Activity:
Give back each line of the material that contains the word "saranno".

Given entries:
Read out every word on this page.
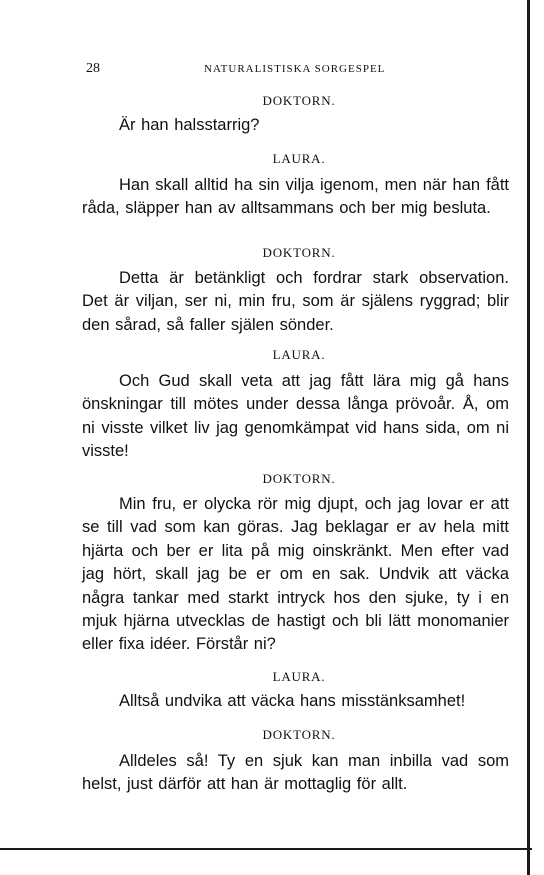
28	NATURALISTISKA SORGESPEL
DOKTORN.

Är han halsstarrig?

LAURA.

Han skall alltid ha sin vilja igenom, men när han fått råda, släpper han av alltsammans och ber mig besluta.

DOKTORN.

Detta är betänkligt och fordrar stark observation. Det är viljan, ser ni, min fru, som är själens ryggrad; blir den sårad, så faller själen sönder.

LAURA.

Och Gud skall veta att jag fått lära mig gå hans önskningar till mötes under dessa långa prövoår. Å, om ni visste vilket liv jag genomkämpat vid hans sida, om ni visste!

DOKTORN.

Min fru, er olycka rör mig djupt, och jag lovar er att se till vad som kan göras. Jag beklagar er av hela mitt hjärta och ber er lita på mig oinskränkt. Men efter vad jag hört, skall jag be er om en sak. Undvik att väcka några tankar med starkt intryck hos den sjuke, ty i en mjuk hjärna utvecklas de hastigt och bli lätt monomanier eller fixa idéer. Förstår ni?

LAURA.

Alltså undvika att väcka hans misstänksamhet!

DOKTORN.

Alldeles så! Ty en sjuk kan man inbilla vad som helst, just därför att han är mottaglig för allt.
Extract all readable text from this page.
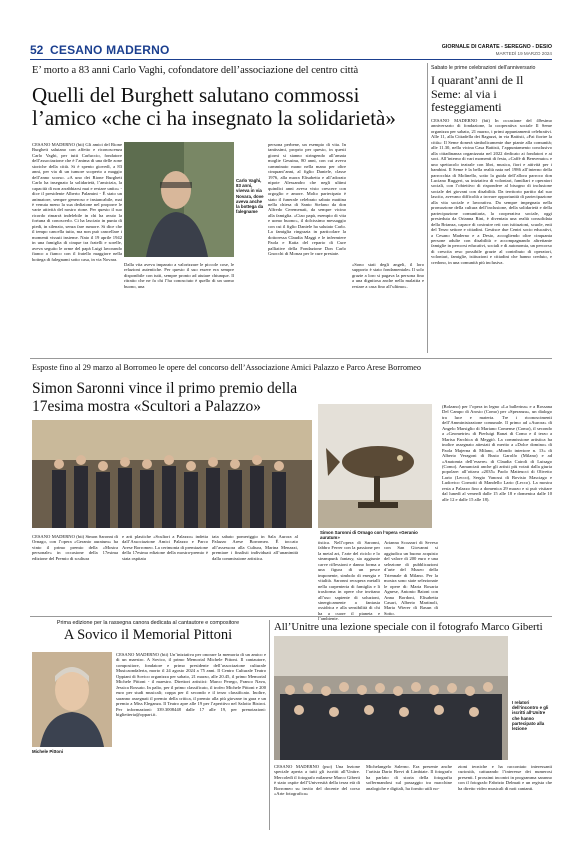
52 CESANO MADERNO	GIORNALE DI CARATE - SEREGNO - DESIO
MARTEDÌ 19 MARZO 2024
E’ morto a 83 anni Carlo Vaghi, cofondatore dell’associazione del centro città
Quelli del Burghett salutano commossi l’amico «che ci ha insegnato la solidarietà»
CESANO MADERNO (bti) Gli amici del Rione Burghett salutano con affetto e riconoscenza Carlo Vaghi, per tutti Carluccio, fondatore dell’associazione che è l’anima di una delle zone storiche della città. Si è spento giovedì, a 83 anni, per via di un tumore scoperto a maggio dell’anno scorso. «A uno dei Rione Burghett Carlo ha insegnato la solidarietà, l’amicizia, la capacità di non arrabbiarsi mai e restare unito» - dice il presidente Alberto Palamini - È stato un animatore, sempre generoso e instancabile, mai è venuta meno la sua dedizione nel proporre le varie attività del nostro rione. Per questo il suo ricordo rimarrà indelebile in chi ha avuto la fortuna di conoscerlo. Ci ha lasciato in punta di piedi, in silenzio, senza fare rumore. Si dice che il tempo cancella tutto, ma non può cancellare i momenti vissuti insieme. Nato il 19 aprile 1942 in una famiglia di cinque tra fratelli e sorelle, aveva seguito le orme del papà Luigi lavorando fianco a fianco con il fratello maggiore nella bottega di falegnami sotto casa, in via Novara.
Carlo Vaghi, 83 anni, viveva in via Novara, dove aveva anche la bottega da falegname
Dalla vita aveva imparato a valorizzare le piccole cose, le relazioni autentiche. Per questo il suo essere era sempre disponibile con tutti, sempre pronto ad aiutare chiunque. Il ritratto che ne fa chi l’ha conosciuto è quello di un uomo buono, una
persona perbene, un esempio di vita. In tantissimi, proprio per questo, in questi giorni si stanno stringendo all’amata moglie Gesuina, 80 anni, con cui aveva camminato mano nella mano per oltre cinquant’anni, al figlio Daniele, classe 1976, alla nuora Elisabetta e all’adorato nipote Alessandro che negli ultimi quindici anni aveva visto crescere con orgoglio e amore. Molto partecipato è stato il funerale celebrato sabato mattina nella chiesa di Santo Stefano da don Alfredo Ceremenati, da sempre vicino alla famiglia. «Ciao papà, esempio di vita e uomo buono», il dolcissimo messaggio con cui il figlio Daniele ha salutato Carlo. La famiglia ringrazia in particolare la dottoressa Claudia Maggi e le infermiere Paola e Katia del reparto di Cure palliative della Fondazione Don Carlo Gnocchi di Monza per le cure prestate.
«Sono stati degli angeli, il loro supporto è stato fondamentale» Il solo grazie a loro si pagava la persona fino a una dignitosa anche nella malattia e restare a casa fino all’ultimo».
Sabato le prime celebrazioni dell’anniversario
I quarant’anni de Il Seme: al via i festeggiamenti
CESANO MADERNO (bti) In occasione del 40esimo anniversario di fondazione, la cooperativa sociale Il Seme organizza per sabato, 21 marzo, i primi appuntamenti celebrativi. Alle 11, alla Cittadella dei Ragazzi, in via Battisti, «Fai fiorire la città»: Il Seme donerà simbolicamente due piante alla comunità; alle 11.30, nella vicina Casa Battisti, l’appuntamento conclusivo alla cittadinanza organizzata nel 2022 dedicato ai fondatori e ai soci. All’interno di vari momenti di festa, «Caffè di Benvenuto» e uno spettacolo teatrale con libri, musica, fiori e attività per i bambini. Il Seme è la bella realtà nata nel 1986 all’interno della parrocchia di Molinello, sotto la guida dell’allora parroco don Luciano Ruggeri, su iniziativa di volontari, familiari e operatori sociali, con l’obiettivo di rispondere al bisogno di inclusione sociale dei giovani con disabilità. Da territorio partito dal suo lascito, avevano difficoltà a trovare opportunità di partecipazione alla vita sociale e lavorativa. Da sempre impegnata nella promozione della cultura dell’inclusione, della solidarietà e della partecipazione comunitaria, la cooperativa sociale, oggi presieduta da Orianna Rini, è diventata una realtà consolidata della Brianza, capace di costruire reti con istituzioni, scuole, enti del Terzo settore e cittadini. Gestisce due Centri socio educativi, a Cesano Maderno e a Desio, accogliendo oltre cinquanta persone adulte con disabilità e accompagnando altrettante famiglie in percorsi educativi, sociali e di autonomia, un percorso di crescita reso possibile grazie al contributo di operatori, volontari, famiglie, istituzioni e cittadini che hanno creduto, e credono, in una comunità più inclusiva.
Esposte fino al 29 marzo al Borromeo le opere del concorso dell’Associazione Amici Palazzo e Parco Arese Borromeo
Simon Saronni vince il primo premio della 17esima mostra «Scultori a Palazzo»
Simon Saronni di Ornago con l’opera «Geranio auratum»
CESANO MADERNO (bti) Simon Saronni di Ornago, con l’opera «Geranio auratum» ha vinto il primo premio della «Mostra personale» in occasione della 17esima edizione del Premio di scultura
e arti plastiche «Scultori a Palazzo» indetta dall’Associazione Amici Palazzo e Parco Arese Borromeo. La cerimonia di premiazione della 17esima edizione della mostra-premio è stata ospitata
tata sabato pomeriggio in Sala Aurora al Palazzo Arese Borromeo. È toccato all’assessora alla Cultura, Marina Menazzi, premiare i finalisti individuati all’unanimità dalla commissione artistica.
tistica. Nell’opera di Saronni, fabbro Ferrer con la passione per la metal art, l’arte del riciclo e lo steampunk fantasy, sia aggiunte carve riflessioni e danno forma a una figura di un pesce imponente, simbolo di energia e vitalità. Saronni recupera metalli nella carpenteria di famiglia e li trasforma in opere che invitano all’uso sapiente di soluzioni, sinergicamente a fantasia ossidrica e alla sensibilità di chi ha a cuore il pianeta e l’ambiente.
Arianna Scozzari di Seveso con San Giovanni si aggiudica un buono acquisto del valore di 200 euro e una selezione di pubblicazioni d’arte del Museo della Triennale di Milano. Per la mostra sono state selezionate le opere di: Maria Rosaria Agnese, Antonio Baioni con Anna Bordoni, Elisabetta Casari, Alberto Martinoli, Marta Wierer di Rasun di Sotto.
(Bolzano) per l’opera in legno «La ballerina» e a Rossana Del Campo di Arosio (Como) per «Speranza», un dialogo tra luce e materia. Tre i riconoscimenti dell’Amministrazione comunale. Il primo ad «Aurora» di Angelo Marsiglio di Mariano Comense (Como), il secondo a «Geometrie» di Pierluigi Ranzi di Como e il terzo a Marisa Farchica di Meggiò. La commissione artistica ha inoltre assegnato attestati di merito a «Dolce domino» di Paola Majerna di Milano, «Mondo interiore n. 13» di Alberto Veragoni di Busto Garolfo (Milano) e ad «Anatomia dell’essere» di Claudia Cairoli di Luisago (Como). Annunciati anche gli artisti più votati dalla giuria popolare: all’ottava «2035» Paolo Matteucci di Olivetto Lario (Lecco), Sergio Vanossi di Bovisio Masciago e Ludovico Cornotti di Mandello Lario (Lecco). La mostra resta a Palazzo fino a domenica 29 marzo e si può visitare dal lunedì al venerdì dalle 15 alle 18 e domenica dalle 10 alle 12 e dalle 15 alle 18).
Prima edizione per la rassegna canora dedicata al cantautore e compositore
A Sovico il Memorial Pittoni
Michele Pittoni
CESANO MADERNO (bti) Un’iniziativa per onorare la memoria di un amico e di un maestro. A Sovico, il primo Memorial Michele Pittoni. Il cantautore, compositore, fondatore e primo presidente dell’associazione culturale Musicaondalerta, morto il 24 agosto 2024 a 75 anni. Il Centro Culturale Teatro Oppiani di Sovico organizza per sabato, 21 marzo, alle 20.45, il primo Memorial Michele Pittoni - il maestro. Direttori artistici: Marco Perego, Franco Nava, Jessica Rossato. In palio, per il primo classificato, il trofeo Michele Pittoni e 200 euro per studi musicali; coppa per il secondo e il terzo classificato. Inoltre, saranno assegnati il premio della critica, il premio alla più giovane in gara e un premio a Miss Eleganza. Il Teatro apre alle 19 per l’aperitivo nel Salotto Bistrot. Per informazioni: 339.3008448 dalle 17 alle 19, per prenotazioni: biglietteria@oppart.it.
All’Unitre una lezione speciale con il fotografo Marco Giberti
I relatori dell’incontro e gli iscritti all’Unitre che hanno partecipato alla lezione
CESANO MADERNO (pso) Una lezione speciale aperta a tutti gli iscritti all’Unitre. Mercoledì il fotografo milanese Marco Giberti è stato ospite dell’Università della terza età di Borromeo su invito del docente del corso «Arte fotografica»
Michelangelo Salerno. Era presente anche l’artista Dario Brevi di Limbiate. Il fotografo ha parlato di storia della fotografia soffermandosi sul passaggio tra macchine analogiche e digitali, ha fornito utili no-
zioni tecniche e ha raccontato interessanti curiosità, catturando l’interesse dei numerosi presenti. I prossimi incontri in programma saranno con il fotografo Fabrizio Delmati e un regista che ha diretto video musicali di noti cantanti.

Answer:
CESANO MADERNO (bti) Un’iniziativa per onorare la memoria di un amico e di un maestro. A Sovico, il primo Memorial Michele Pittoni. Il cantautore, compositore, fondatore e primo presidente dell’associazione culturale Musicaondalerta, morto il 24 agosto 2024 a 75 anni. Il Centro Culturale Teatro Oppiani di Sovico organizza per sabato, 21 marzo, alle 20.45, il primo Memorial Michele Pittoni - il maestro. Direttori artistici: Marco Perego, Franco Nava, Jessica Rossato. In palio, per il primo classificato, il trofeo Michele Pittoni e 200 euro per studi musicali; coppa per il secondo e il terzo classificato. Inoltre, saranno assegnati il premio della critica, il premio alla più giovane in gara e un premio a Miss Eleganza. Il Teatro apre alle 19 per l’aperitivo nel Salotto Bistrot. Per informazioni: 339.3008448 dalle 17 alle 19, per prenotazioni: biglietteria@oppart.it.
zioni tecniche e ha raccontato interessanti curiosità, catturando l’interesse dei numerosi presenti. I prossimi incontri in programma saranno con il fotografo Fabrizio Delmati e un regista che ha diretto video musicali di noti cantanti.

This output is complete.